-- Start EXTRACTED DATA --

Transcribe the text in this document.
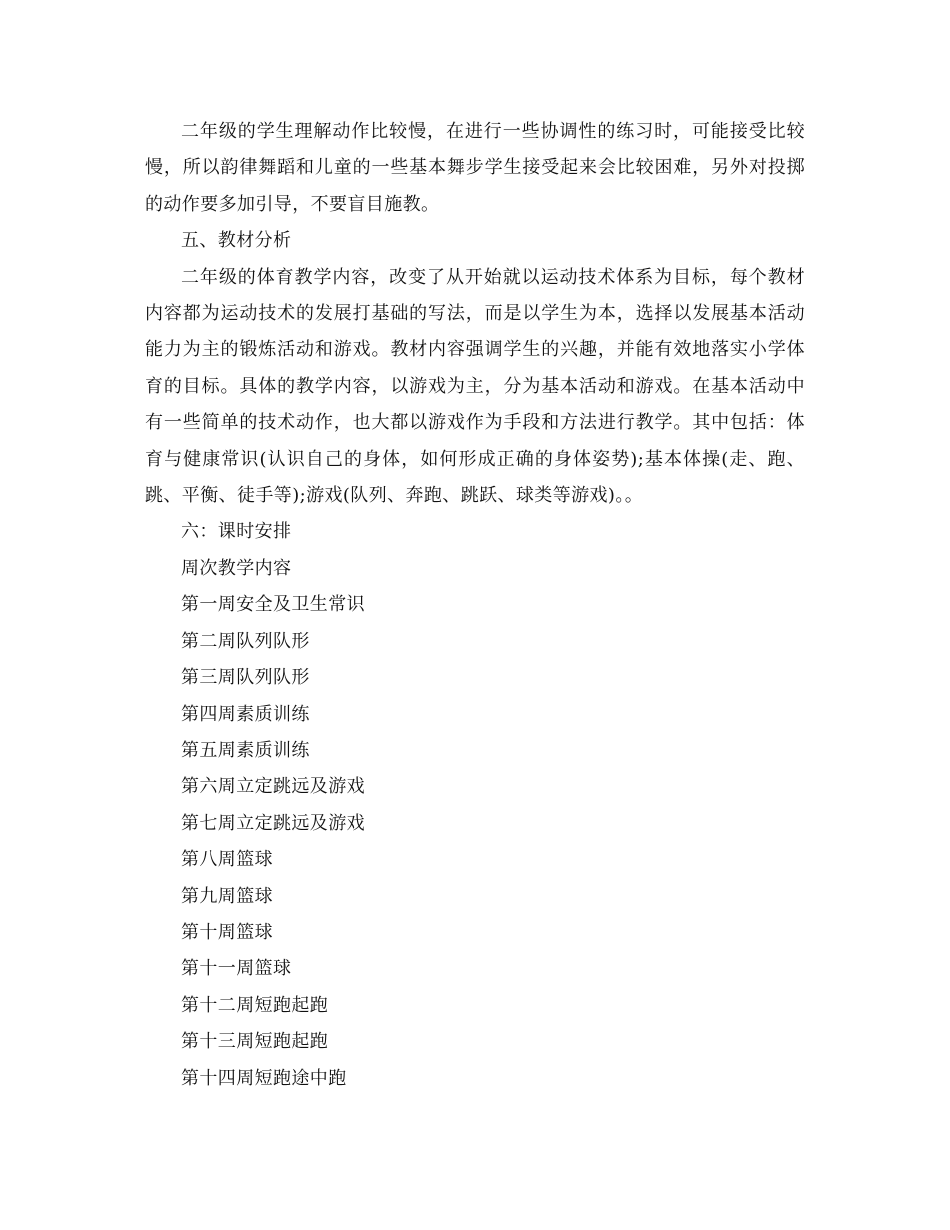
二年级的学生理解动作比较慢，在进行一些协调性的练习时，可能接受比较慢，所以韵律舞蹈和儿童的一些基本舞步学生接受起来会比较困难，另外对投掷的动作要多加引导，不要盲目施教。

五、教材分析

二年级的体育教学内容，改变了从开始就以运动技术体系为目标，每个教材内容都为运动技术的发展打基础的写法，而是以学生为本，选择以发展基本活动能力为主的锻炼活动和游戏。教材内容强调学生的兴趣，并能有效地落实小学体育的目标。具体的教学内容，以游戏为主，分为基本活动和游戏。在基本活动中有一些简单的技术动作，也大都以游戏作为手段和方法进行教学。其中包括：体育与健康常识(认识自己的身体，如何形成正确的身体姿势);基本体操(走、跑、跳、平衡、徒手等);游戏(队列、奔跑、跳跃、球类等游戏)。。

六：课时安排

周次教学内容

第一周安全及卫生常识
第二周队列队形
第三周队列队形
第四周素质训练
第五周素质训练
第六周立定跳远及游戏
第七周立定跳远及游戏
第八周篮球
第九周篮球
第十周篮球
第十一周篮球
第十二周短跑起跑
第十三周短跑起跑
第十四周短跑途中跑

-- End EXTRACTED DATA --
-- Start EXTRACTED DATA --

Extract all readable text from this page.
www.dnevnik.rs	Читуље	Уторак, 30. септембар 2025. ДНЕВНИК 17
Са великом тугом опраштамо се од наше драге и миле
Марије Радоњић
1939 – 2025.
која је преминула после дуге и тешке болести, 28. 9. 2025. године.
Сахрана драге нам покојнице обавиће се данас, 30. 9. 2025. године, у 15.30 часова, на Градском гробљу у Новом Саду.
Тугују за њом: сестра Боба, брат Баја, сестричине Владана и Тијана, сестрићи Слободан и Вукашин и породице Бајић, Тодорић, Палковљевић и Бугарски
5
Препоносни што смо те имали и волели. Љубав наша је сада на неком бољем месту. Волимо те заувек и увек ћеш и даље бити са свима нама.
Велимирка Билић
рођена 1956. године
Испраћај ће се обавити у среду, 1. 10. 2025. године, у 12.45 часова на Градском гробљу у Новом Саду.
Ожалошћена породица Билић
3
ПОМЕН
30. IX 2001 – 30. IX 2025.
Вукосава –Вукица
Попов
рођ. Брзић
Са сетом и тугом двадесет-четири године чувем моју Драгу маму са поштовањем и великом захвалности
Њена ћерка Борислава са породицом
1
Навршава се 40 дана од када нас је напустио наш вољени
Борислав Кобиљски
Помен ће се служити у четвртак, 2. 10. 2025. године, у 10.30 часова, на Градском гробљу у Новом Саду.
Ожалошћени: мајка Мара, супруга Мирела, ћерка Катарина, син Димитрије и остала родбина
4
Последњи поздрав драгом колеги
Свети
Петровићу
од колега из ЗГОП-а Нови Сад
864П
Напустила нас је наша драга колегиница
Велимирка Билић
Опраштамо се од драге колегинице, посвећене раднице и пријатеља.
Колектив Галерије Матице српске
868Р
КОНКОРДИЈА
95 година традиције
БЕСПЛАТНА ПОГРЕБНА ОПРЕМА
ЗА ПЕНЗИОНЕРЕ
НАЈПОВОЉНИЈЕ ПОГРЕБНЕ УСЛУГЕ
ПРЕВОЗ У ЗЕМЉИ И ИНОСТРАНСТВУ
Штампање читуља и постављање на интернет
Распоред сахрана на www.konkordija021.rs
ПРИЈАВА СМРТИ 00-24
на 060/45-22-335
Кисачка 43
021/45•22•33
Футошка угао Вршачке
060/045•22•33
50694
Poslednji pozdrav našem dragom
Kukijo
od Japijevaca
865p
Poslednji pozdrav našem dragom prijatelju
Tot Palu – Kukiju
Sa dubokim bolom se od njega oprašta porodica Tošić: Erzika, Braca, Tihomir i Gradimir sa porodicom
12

-- End EXTRACTED DATA --

→ EXERCISE REQUIREMENTS:
Count every line of the records that holds "dragom". State the number, nothing else.

→ FINAL ANSWER:
2